__What you need to do__
Write the line that includes "What data populates" and all subsequent lines, exactly as written, and nothing more.
● ● ● ● ●
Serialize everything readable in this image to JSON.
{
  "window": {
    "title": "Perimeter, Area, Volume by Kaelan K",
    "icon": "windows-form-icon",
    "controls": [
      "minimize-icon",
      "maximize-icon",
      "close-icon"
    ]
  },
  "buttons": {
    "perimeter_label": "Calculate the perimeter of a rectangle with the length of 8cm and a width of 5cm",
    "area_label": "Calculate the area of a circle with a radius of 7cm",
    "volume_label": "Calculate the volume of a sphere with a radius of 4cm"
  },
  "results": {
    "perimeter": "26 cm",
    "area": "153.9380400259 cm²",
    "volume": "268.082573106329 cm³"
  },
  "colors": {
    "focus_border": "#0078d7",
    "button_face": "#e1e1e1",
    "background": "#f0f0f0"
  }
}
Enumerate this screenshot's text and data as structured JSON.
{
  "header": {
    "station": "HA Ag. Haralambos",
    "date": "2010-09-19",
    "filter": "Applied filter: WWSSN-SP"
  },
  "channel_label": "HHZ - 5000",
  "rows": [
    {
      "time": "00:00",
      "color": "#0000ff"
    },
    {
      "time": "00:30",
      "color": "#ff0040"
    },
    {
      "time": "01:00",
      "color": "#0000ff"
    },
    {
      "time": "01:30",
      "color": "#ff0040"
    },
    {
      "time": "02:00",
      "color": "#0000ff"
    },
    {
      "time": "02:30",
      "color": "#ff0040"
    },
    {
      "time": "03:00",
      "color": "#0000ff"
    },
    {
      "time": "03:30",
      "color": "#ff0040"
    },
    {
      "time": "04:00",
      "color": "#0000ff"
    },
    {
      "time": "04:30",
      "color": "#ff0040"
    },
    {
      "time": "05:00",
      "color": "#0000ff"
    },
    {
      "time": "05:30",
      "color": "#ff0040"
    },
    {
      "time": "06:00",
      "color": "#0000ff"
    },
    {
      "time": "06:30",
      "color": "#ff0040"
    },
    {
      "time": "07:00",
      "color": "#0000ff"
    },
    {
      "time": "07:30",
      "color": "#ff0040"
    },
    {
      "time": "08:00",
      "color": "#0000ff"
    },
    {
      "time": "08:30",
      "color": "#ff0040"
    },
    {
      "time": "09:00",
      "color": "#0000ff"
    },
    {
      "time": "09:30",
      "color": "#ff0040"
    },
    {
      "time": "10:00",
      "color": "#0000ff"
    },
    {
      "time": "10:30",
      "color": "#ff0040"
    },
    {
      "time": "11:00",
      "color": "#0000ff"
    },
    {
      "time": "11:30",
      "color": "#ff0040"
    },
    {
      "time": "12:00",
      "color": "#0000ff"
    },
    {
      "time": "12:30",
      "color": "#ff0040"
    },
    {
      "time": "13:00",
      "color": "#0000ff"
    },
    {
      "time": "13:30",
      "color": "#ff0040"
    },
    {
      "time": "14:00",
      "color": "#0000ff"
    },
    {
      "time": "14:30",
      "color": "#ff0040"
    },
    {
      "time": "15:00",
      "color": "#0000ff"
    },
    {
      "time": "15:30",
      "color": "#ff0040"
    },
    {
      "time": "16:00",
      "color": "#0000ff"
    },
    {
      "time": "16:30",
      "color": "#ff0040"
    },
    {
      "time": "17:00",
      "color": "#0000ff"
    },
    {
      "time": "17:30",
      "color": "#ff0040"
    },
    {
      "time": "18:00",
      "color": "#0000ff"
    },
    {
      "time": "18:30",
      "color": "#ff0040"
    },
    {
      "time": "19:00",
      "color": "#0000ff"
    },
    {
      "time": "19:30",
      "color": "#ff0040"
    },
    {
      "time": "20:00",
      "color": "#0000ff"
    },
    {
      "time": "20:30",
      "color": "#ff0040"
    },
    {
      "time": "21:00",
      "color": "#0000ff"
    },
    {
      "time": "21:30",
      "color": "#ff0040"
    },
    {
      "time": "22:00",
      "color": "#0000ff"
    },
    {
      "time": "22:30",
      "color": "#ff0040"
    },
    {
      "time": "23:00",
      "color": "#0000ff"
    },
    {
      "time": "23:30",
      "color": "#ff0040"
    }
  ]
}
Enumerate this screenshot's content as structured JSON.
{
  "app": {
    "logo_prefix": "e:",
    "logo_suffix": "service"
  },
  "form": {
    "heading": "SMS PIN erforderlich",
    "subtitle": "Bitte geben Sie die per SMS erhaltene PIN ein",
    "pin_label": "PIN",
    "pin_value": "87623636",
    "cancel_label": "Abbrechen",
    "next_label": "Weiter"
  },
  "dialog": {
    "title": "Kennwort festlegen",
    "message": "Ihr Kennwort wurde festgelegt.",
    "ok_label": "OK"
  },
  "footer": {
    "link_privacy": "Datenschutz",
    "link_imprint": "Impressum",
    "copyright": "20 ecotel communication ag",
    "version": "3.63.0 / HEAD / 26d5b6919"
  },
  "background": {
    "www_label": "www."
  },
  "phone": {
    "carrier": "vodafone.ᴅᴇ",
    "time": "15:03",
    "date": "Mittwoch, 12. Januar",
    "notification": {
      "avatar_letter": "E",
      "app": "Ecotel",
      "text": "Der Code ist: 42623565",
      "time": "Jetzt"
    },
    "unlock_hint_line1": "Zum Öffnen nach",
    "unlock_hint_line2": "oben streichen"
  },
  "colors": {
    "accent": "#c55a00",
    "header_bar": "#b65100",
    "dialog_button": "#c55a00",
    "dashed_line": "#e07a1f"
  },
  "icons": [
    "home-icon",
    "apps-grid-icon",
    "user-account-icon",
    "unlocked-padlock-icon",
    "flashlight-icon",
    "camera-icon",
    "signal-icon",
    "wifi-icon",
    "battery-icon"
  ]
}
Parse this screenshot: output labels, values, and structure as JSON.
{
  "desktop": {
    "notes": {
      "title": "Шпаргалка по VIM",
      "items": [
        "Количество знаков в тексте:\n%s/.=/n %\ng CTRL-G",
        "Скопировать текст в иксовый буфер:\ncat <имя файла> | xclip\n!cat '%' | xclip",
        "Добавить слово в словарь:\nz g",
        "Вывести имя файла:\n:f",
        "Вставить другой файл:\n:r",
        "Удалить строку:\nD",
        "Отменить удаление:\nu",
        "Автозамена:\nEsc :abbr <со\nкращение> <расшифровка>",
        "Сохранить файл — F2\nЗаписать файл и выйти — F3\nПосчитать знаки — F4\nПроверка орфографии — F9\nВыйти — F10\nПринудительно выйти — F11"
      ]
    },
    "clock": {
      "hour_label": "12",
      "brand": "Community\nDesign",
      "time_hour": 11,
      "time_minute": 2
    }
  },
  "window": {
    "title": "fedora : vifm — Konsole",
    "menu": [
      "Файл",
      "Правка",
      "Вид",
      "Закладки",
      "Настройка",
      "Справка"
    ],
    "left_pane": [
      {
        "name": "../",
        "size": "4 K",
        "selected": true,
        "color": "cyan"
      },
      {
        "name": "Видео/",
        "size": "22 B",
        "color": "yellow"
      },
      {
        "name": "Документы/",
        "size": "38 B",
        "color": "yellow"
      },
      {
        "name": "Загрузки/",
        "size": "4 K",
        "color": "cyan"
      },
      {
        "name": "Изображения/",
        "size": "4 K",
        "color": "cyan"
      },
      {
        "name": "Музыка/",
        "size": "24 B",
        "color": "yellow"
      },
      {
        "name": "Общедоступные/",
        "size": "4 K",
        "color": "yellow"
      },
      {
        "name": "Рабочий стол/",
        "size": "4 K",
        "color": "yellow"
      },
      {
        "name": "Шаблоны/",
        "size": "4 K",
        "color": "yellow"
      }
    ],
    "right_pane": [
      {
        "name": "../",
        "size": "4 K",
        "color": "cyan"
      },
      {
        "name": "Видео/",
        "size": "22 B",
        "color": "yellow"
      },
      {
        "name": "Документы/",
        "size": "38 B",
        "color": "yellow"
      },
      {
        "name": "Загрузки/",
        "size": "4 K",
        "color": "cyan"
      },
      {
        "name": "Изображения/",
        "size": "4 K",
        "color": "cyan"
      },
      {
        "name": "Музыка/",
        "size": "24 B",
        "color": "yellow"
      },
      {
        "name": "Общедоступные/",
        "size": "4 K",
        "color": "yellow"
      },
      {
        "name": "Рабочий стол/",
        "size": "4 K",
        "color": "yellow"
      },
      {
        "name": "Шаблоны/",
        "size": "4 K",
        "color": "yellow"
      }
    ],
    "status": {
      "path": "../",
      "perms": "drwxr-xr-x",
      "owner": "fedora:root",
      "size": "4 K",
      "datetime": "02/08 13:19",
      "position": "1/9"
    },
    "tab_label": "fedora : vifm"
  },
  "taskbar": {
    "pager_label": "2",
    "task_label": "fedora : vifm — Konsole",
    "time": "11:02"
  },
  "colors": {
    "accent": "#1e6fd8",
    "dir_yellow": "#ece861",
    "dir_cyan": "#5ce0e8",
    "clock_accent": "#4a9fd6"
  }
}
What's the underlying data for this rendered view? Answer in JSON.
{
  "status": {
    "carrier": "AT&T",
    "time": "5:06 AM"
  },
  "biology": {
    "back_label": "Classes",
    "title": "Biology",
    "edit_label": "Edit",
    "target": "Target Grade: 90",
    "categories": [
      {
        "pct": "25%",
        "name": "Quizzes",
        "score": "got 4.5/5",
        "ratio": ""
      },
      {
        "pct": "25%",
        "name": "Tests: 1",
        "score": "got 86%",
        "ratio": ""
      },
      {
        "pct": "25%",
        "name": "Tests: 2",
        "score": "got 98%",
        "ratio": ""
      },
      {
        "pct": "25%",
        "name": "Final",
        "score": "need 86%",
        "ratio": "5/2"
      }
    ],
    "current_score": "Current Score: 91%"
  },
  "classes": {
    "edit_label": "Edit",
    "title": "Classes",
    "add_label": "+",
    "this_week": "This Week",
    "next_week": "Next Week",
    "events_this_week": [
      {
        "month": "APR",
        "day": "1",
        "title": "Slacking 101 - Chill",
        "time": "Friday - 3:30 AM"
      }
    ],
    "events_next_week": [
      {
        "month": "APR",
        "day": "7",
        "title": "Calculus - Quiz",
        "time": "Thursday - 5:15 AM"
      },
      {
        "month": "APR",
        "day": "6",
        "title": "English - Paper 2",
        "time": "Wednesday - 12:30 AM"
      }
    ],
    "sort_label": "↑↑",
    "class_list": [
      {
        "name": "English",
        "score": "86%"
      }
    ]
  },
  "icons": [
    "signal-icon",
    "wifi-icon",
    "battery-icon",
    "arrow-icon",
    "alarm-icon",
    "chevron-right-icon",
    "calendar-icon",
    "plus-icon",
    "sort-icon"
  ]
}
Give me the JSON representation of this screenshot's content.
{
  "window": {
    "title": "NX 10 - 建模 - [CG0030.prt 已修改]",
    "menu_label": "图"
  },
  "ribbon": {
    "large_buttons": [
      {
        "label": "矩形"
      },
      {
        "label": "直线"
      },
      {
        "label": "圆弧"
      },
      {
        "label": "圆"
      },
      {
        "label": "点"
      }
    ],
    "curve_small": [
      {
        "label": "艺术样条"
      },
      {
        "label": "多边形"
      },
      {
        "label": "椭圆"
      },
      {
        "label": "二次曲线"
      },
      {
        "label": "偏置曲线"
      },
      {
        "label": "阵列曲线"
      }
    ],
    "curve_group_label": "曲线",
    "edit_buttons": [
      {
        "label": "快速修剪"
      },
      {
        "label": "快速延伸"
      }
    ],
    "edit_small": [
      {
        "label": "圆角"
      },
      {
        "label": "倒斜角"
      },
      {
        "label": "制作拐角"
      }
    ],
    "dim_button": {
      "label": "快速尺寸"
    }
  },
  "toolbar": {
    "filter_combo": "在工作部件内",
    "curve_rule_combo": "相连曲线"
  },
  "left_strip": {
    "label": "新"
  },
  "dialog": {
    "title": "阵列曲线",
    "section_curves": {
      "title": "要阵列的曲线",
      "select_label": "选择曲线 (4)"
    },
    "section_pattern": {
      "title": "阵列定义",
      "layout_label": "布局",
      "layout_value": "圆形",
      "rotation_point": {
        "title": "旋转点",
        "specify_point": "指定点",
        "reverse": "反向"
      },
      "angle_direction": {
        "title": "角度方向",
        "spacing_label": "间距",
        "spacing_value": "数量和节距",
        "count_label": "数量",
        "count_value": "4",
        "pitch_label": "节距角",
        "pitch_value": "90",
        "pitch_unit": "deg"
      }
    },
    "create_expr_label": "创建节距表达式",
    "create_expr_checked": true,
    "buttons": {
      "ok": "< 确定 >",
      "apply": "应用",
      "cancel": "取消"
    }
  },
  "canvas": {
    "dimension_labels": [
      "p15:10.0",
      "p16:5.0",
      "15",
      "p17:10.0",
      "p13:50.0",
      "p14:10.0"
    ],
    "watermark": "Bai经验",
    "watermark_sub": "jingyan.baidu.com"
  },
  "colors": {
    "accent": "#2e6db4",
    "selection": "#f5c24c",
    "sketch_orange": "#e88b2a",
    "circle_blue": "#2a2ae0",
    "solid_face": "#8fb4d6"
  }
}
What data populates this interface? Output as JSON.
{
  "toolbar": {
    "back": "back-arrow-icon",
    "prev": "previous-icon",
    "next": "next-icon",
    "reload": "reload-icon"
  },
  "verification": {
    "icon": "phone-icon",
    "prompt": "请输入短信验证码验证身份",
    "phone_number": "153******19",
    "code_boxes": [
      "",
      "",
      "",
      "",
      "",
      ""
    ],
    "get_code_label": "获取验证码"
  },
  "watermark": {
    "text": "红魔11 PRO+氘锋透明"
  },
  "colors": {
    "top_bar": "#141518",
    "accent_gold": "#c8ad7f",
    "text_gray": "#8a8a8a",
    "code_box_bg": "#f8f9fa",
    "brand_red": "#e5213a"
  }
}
● ● ● ● ●
__Answer to the task__
What data populates this interface? Output as JSON.
{
  "toolbar": {
    "back": "back-arrow-icon",
    "prev": "previous-icon",
    "next": "next-icon",
    "reload": "reload-icon"
  },
  "verification": {
    "icon": "phone-icon",
    "prompt": "请输入短信验证码验证身份",
    "phone_number": "153******19",
    "code_boxes": [
      "",
      "",
      "",
      "",
      "",
      ""
    ],
    "get_code_label": "获取验证码"
  },
  "watermark": {
    "text": "红魔11 PRO+氘锋透明"
  },
  "colors": {
    "top_bar": "#141518",
    "accent_gold": "#c8ad7f",
    "text_gray": "#8a8a8a",
    "code_box_bg": "#f8f9fa",
    "brand_red": "#e5213a"
  }
}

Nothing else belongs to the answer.